Goal >>
Render the data below as a Markdown table with the columns Row and Entry, giving each line its own numbered row. Skip blank lines and leave the pictures out.

** Begin **

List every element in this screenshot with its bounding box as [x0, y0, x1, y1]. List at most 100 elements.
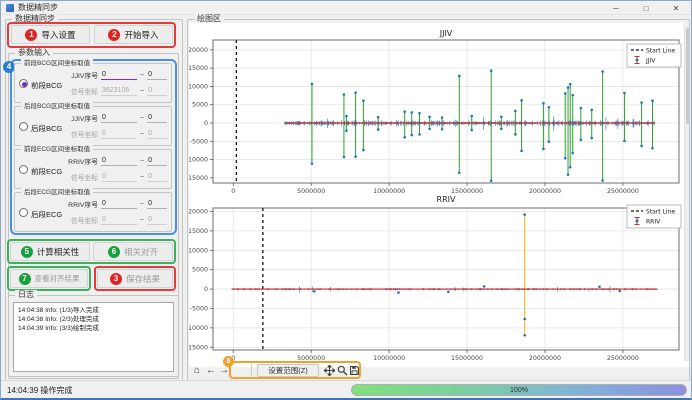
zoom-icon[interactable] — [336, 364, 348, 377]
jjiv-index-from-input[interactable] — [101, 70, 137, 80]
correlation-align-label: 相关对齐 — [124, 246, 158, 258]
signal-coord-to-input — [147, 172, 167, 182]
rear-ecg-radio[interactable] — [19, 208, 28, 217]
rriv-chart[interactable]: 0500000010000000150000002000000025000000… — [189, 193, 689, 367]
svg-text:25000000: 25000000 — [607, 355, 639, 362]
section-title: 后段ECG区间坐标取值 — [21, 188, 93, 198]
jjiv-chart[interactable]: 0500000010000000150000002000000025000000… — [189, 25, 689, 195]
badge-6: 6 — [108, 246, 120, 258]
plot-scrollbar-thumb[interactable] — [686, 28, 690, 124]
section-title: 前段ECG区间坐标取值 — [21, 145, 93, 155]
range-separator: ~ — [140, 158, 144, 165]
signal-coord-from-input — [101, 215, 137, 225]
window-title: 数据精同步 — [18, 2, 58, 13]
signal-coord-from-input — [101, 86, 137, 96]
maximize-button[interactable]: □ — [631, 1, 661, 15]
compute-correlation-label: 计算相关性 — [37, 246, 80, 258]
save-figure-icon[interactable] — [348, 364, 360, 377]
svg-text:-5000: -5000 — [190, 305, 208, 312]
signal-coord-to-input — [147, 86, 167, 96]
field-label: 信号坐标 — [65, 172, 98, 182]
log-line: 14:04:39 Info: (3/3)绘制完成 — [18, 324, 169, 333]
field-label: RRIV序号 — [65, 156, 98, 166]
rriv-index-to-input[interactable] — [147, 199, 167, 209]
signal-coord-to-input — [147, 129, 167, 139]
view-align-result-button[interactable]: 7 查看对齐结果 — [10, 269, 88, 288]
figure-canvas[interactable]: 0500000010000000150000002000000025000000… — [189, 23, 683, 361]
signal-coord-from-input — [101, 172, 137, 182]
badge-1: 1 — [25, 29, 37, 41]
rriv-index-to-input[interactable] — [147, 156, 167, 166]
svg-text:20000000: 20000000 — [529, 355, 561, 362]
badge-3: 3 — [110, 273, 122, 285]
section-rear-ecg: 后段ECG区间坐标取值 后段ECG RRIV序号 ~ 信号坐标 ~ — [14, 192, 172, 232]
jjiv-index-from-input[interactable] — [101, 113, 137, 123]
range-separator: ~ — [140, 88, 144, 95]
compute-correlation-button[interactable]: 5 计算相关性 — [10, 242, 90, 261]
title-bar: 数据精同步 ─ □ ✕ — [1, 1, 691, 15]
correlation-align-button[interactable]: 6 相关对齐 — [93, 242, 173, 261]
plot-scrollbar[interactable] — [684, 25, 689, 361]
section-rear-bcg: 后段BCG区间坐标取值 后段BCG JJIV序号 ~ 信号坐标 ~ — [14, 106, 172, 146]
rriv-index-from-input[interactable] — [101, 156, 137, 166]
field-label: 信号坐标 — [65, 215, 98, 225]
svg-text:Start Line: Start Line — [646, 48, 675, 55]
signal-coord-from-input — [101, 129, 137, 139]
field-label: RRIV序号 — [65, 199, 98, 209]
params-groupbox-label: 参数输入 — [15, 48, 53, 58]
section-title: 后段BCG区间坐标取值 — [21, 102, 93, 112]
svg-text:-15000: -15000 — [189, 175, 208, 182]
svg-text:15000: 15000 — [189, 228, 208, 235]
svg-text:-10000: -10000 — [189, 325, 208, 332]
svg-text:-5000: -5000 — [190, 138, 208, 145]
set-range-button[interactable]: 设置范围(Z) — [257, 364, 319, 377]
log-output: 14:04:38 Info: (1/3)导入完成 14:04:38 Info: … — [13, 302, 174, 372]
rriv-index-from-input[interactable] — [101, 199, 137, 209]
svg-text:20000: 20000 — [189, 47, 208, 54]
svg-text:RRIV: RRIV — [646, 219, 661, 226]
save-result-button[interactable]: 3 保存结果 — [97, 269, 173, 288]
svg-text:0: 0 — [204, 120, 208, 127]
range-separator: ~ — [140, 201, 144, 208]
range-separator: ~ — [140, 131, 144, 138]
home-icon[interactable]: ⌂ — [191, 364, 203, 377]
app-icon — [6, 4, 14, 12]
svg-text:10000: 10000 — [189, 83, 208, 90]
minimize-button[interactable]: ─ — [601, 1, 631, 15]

** End **

Response >>
| Row | Entry |
|---|---|
| 1 | List every element in this screenshot with its bounding box as [x0, y0, x1, y1]. List at most 100 elements. |
| 2 | zoom-icon[interactable] — [336, 364, 348, 377] |
| 3 | jjiv-index-from-input[interactable] — [101, 70, 137, 80] |
| 4 | correlation-align-label: 相关对齐 — [124, 246, 158, 258] |
| 5 | signal-coord-to-input — [147, 172, 167, 182] |
| 6 | rear-ecg-radio[interactable] — [19, 208, 28, 217] |
| 7 | rriv-chart[interactable]: 0500000010000000150000002000000025000000… — [189, 193, 689, 367] |
| 8 | svg-text:25000000: 25000000 — [607, 355, 639, 362] |
| 9 | section-title: 后段ECG区间坐标取值 — [21, 188, 93, 198] |
| 10 | jjiv-chart[interactable]: 0500000010000000150000002000000025000000… — [189, 25, 689, 195] |
| 11 | badge-6: 6 — [108, 246, 120, 258] |
| 12 | plot-scrollbar-thumb[interactable] — [686, 28, 690, 124] |
| 13 | section-title: 前段ECG区间坐标取值 — [21, 145, 93, 155] |
| 14 | range-separator: ~ — [140, 158, 144, 165] |
| 15 | signal-coord-from-input — [101, 215, 137, 225] |
| 16 | window-title: 数据精同步 — [18, 2, 58, 13] |
| 17 | signal-coord-from-input — [101, 86, 137, 96] |
| 18 | maximize-button[interactable]: □ — [631, 1, 661, 15] |
| 19 | compute-correlation-label: 计算相关性 — [37, 246, 80, 258] |
| 20 | save-figure-icon[interactable] — [348, 364, 360, 377] |
| 21 | svg-text:-5000: -5000 — [190, 305, 208, 312] |
| 22 | signal-coord-to-input — [147, 86, 167, 96] |
| 23 | field-label: 信号坐标 — [65, 172, 98, 182] |
| 24 | log-line: 14:04:39 Info: (3/3)绘制完成 — [18, 324, 169, 333] |
| 25 | field-label: RRIV序号 — [65, 156, 98, 166] |
| 26 | rriv-index-to-input[interactable] — [147, 199, 167, 209] |
| 27 | signal-coord-to-input — [147, 129, 167, 139] |
| 28 | view-align-result-button[interactable]: 7 查看对齐结果 — [10, 269, 88, 288] |
| 29 | figure-canvas[interactable]: 0500000010000000150000002000000025000000… — [189, 23, 683, 361] |
| 30 | signal-coord-from-input — [101, 172, 137, 182] |
| 31 | badge-1: 1 — [25, 29, 37, 41] |
| 32 | rriv-index-to-input[interactable] — [147, 156, 167, 166] |
| 33 | svg-text:20000000: 20000000 — [529, 355, 561, 362] |
| 34 | badge-3: 3 — [110, 273, 122, 285] |
| 35 | section-rear-ecg: 后段ECG区间坐标取值 后段ECG RRIV序号 ~ 信号坐标 ~ — [14, 192, 172, 232] |
| 36 | jjiv-index-from-input[interactable] — [101, 113, 137, 123] |
| 37 | range-separator: ~ — [140, 88, 144, 95] |
| 38 | compute-correlation-button[interactable]: 5 计算相关性 — [10, 242, 90, 261] |
| 39 | title-bar: 数据精同步 ─ □ ✕ — [1, 1, 691, 15] |
| 40 | correlation-align-button[interactable]: 6 相关对齐 — [93, 242, 173, 261] |
| 41 | plot-scrollbar[interactable] — [684, 25, 689, 361] |
| 42 | section-rear-bcg: 后段BCG区间坐标取值 后段BCG JJIV序号 ~ 信号坐标 ~ — [14, 106, 172, 146] |
| 43 | rriv-index-from-input[interactable] — [101, 156, 137, 166] |
| 44 | field-label: 信号坐标 — [65, 215, 98, 225] |
| 45 | svg-text:Start Line: Start Line — [646, 48, 675, 55] |
| 46 | signal-coord-from-input — [101, 129, 137, 139] |
| 47 | field-label: RRIV序号 — [65, 199, 98, 209] |
| 48 | params-groupbox-label: 参数输入 — [15, 48, 53, 58] |
| 49 | section-title: 后段BCG区间坐标取值 — [21, 102, 93, 112] |
| 50 | svg-text:-15000: -15000 — [189, 175, 208, 182] |
| 51 | svg-text:15000: 15000 — [189, 228, 208, 235] |
| 52 | svg-text:-10000: -10000 — [189, 325, 208, 332] |
| 53 | svg-text:-5000: -5000 — [190, 138, 208, 145] |
| 54 | set-range-button[interactable]: 设置范围(Z) — [257, 364, 319, 377] |
| 55 | log-output: 14:04:38 Info: (1/3)导入完成 14:04:38 Info: … — [13, 302, 174, 372] |
| 56 | rriv-index-from-input[interactable] — [101, 199, 137, 209] |
| 57 | svg-text:20000: 20000 — [189, 47, 208, 54] |
| 58 | svg-text:RRIV: RRIV — [646, 219, 661, 226] |
| 59 | save-result-button[interactable]: 3 保存结果 — [97, 269, 173, 288] |
| 60 | svg-text:0: 0 — [204, 120, 208, 127] |
| 61 | range-separator: ~ — [140, 201, 144, 208] |
| 62 | range-separator: ~ — [140, 131, 144, 138] |
| 63 | home-icon[interactable]: ⌂ — [191, 364, 203, 377] |
| 64 | app-icon — [6, 4, 14, 12] |
| 65 | svg-text:10000: 10000 — [189, 83, 208, 90] |
| 66 | minimize-button[interactable]: ─ — [601, 1, 631, 15] |